** STATED TASK **
Scan the listing below. Report each line that includes "dabei".

>> begin

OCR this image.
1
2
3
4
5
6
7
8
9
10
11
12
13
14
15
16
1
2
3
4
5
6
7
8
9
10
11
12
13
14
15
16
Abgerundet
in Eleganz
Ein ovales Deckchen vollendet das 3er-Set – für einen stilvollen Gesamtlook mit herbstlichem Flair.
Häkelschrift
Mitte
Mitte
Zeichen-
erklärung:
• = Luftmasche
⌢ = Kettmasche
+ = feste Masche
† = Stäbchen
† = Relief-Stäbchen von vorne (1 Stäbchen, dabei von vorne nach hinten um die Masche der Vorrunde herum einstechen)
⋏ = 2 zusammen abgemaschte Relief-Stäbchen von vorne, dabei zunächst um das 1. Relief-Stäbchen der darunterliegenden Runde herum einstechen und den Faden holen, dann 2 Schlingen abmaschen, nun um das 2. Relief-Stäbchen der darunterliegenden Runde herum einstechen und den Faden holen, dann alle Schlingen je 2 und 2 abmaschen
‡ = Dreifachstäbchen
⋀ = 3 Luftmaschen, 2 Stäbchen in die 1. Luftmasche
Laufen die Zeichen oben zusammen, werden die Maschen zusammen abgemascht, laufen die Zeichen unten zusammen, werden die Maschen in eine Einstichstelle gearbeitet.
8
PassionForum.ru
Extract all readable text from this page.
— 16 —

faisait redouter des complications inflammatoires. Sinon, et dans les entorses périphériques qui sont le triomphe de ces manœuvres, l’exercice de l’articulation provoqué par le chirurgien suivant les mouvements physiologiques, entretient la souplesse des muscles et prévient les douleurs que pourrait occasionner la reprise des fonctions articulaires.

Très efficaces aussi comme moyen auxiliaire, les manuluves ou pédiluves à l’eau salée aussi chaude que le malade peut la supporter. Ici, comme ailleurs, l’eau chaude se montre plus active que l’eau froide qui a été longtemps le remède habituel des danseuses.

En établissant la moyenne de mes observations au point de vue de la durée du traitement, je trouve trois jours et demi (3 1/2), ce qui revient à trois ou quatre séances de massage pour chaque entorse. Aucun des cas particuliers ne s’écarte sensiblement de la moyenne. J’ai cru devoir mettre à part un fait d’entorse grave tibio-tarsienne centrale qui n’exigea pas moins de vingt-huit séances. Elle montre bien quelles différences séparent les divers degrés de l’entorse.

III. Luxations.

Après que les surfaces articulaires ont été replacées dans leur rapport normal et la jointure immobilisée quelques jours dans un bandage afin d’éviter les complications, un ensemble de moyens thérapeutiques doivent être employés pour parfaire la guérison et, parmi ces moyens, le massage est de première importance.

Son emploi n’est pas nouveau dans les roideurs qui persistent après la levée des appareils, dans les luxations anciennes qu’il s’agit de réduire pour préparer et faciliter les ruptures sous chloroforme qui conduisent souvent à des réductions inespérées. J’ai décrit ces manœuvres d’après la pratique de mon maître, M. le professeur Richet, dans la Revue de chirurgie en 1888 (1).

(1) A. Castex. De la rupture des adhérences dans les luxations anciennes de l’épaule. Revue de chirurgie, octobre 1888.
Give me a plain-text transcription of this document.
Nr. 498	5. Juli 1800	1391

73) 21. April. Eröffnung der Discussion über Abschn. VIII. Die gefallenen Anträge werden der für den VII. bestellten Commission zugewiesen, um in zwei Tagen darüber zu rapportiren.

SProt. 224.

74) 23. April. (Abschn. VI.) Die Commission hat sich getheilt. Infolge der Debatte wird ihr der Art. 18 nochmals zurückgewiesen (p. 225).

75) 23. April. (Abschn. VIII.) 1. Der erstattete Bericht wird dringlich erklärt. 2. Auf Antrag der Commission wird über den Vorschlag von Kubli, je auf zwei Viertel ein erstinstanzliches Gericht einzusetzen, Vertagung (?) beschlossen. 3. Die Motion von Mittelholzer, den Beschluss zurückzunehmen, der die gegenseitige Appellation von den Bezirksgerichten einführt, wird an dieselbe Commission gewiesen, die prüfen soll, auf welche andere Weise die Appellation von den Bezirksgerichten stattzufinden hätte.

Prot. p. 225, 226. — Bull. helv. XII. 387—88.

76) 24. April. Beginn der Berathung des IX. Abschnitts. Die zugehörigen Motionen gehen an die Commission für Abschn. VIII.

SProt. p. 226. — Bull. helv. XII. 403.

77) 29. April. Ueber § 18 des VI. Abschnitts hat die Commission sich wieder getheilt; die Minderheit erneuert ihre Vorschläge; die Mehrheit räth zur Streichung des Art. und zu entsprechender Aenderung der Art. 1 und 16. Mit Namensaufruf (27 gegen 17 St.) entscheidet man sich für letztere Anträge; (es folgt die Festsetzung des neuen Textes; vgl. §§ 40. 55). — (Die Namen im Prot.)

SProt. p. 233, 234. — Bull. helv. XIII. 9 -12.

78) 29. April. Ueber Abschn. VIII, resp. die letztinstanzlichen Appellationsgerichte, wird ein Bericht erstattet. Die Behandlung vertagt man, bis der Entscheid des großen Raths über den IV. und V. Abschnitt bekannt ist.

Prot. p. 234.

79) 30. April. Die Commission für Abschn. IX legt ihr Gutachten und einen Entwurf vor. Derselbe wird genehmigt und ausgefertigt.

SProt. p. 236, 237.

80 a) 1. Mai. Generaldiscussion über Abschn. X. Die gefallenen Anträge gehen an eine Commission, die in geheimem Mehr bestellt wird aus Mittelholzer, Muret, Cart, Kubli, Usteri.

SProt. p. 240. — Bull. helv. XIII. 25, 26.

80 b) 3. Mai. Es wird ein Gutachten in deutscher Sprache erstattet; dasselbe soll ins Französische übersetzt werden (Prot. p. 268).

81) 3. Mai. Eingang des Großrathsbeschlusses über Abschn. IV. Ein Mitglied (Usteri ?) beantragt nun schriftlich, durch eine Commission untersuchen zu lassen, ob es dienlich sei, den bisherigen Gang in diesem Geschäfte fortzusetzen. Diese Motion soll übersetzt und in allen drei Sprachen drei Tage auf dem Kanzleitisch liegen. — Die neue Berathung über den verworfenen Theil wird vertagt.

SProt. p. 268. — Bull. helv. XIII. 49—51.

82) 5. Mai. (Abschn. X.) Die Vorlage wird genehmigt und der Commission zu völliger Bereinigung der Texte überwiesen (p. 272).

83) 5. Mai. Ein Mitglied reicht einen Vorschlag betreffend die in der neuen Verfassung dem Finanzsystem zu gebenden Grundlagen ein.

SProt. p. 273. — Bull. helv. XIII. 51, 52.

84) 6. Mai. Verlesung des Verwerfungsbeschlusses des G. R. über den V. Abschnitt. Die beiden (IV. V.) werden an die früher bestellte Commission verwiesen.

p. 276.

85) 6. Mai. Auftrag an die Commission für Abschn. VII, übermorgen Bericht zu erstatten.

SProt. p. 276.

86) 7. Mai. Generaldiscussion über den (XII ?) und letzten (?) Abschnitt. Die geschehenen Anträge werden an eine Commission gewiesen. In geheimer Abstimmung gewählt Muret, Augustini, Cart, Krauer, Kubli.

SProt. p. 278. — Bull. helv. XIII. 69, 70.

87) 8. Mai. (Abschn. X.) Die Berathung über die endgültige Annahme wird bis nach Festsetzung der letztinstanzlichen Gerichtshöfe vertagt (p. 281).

>> end

** FULL SOLUTION **
† = Relief-Stäbchen von vorne (1 Stäbchen, dabei von vorne nach hinten um die Masche der Vorrunde herum einstechen)
⋏ = 2 zusammen abgemaschte Relief-Stäbchen von vorne, dabei zunächst um das 1. Relief-Stäbchen der darunterliegenden Runde herum einstechen und den Faden holen, dann 2 Schlingen abmaschen, nun um das 2. Relief-Stäbchen der darunterliegenden Runde herum einstechen und den Faden holen, dann alle Schlingen je 2 und 2 abmaschen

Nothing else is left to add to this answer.